### Given problem
Gather up the lines that contain "sizes".

### Records for the exercise
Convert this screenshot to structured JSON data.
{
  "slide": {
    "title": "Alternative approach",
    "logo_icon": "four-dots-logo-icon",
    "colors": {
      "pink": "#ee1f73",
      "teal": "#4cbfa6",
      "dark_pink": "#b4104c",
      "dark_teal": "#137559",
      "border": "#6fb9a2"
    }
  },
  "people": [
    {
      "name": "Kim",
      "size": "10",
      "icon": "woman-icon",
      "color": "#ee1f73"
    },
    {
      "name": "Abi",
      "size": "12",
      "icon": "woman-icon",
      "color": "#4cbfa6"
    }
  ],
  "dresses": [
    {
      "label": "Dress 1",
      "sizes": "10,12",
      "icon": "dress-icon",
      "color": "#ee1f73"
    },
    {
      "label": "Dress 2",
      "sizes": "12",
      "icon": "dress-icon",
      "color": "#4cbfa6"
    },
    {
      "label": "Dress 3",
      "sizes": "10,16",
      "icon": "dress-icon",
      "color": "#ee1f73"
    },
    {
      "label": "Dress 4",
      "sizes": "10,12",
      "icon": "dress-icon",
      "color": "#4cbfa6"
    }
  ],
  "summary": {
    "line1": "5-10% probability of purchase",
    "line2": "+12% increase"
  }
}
==
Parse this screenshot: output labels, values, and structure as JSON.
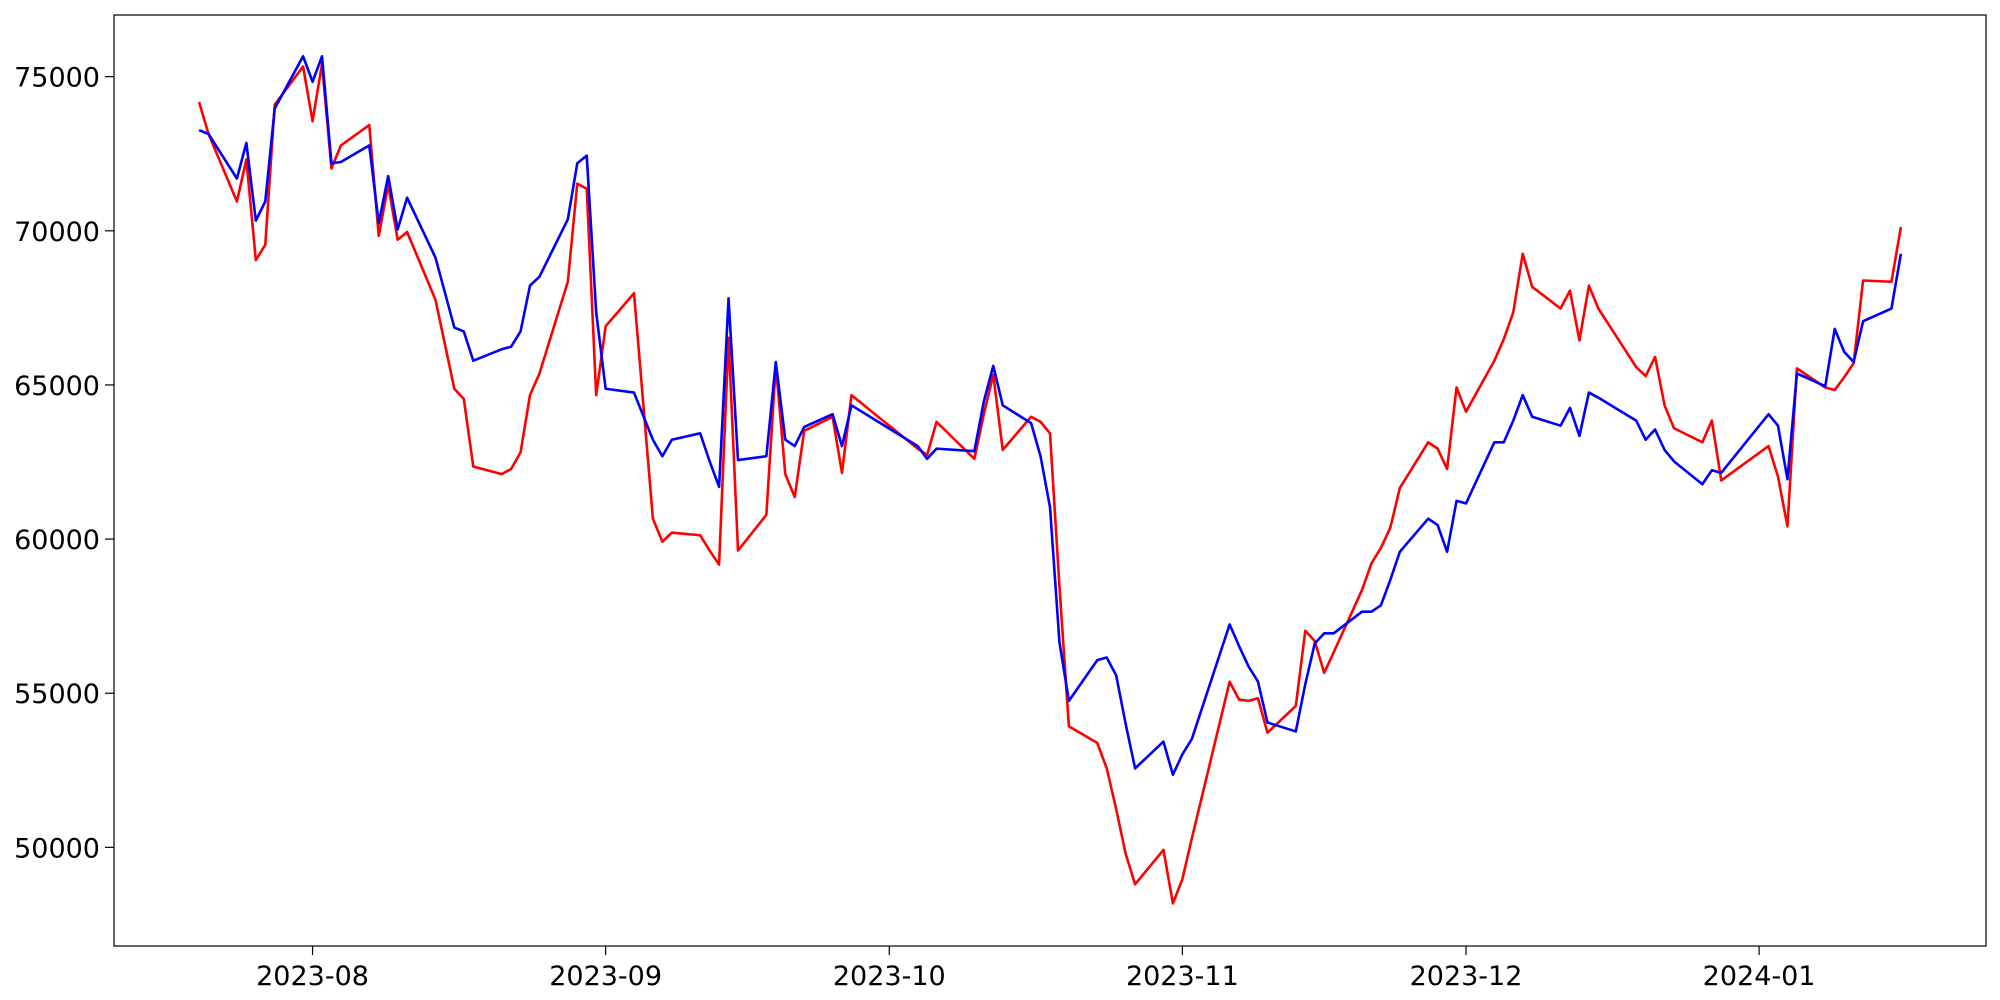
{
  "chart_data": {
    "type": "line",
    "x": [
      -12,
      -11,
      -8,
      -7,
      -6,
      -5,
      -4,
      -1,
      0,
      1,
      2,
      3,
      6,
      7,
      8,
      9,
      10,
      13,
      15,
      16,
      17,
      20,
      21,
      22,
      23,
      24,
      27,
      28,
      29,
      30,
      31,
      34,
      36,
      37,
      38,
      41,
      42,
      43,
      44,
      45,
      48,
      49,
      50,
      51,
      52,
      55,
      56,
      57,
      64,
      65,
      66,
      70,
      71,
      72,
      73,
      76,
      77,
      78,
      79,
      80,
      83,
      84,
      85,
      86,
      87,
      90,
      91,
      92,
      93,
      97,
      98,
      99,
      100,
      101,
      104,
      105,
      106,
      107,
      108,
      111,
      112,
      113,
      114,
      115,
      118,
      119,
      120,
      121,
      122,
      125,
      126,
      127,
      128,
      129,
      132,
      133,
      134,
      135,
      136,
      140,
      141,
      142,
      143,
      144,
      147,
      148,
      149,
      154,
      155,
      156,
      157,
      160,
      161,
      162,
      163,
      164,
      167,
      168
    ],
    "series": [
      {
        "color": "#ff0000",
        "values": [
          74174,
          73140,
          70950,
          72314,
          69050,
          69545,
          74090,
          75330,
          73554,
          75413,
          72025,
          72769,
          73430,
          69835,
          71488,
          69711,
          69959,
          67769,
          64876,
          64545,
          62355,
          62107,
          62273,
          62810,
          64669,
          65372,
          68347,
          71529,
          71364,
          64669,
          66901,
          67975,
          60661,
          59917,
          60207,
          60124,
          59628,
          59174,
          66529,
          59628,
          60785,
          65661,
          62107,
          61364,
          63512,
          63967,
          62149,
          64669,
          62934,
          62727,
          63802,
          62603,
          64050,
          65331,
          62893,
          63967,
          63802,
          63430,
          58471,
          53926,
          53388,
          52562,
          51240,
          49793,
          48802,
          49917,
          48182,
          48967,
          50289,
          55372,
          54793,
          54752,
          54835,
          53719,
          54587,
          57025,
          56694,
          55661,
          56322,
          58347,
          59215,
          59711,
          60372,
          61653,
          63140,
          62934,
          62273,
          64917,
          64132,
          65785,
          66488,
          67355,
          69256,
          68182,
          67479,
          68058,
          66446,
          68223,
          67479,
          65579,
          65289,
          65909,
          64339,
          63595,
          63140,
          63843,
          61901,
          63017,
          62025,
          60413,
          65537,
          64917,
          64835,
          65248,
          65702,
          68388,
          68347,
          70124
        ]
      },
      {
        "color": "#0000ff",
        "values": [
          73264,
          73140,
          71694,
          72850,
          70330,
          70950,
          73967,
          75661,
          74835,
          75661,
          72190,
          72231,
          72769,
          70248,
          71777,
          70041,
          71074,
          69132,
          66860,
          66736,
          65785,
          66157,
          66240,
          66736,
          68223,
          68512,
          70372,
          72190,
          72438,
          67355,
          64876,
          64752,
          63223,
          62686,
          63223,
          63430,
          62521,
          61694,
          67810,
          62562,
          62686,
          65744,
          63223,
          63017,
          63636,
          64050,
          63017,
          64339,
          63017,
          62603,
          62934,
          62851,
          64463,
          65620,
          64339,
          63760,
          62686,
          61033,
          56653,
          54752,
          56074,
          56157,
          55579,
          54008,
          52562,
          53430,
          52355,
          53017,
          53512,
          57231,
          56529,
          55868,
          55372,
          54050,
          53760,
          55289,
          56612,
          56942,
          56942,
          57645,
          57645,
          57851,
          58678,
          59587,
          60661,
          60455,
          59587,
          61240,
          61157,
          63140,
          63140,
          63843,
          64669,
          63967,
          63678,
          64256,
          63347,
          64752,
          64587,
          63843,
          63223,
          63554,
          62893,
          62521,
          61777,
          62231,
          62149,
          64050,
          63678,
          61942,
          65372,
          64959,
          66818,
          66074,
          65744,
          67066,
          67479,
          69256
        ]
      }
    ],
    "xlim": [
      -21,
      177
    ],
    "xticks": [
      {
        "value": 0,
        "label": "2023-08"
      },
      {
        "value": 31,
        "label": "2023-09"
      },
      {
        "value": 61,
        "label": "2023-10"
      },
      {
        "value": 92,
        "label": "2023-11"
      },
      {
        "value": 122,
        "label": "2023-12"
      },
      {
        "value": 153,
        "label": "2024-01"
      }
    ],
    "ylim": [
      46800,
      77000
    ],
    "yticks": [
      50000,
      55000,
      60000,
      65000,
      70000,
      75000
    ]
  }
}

### Exercise solution
      "sizes": "10,12",
      "sizes": "12",
      "sizes": "10,16",
      "sizes": "10,12",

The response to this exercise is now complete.